__EXERCISE INSTRUCTIONS__. Copy every entry word for word, but skip the pictures.
==== RECORD LIST
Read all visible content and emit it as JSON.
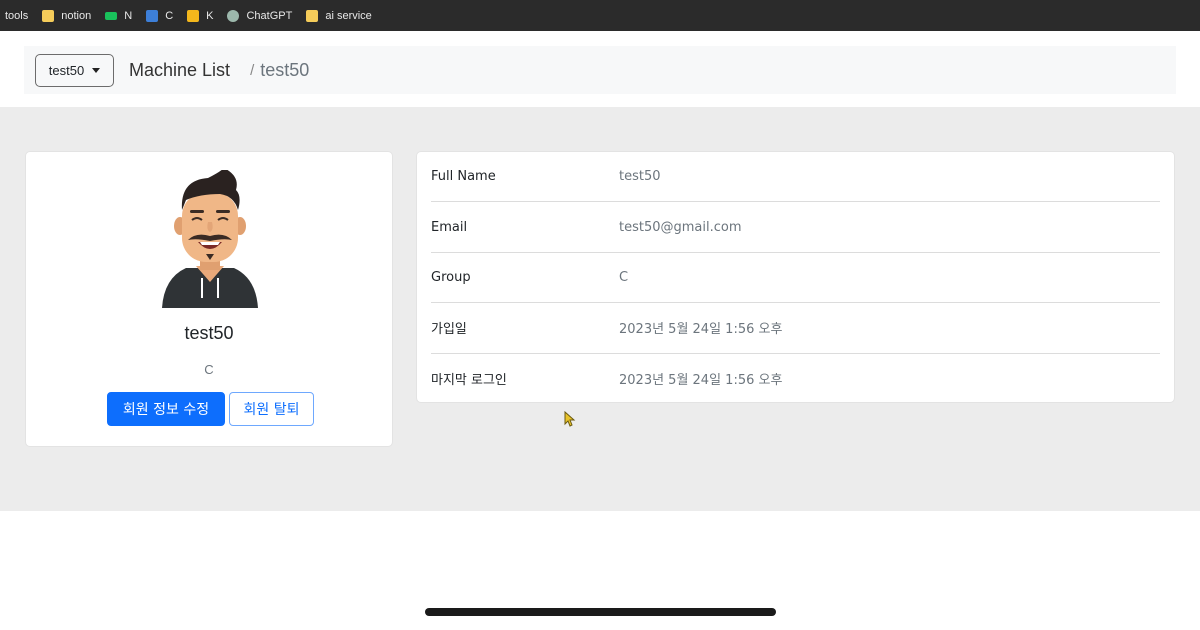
{
  "bookmarks": [
    {
      "label": "tools",
      "icon": "none"
    },
    {
      "label": "notion",
      "icon": "folder-icon"
    },
    {
      "label": "N",
      "icon": "green-site-icon"
    },
    {
      "label": "C",
      "icon": "calendar-icon"
    },
    {
      "label": "K",
      "icon": "yellow-site-icon"
    },
    {
      "label": "ChatGPT",
      "icon": "chatgpt-icon"
    },
    {
      "label": "ai service",
      "icon": "folder-icon"
    }
  ],
  "header": {
    "dropdown_value": "test50",
    "breadcrumb_root": "Machine List",
    "breadcrumb_separator": "/",
    "breadcrumb_current": "test50"
  },
  "profile": {
    "name": "test50",
    "group": "C",
    "edit_button": "회원 정보 수정",
    "leave_button": "회원 탈퇴"
  },
  "info": {
    "rows": [
      {
        "label": "Full Name",
        "value": "test50"
      },
      {
        "label": "Email",
        "value": "test50@gmail.com"
      },
      {
        "label": "Group",
        "value": "C"
      },
      {
        "label": "가입일",
        "value": "2023년 5월 24일 1:56 오후"
      },
      {
        "label": "마지막 로그인",
        "value": "2023년 5월 24일 1:56 오후"
      }
    ]
  },
  "colors": {
    "primary": "#0d6efd",
    "bookmarks_bar": "#2b2b2b",
    "content_bg": "#ececec"
  }
}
========
__WRITTEN ANSWER__.
Read all visible content and emit it as JSON.
{
  "bookmarks": [
    {
      "label": "tools",
      "icon": "none"
    },
    {
      "label": "notion",
      "icon": "folder-icon"
    },
    {
      "label": "N",
      "icon": "green-site-icon"
    },
    {
      "label": "C",
      "icon": "calendar-icon"
    },
    {
      "label": "K",
      "icon": "yellow-site-icon"
    },
    {
      "label": "ChatGPT",
      "icon": "chatgpt-icon"
    },
    {
      "label": "ai service",
      "icon": "folder-icon"
    }
  ],
  "header": {
    "dropdown_value": "test50",
    "breadcrumb_root": "Machine List",
    "breadcrumb_separator": "/",
    "breadcrumb_current": "test50"
  },
  "profile": {
    "name": "test50",
    "group": "C",
    "edit_button": "회원 정보 수정",
    "leave_button": "회원 탈퇴"
  },
  "info": {
    "rows": [
      {
        "label": "Full Name",
        "value": "test50"
      },
      {
        "label": "Email",
        "value": "test50@gmail.com"
      },
      {
        "label": "Group",
        "value": "C"
      },
      {
        "label": "가입일",
        "value": "2023년 5월 24일 1:56 오후"
      },
      {
        "label": "마지막 로그인",
        "value": "2023년 5월 24일 1:56 오후"
      }
    ]
  },
  "colors": {
    "primary": "#0d6efd",
    "bookmarks_bar": "#2b2b2b",
    "content_bg": "#ececec"
  }
}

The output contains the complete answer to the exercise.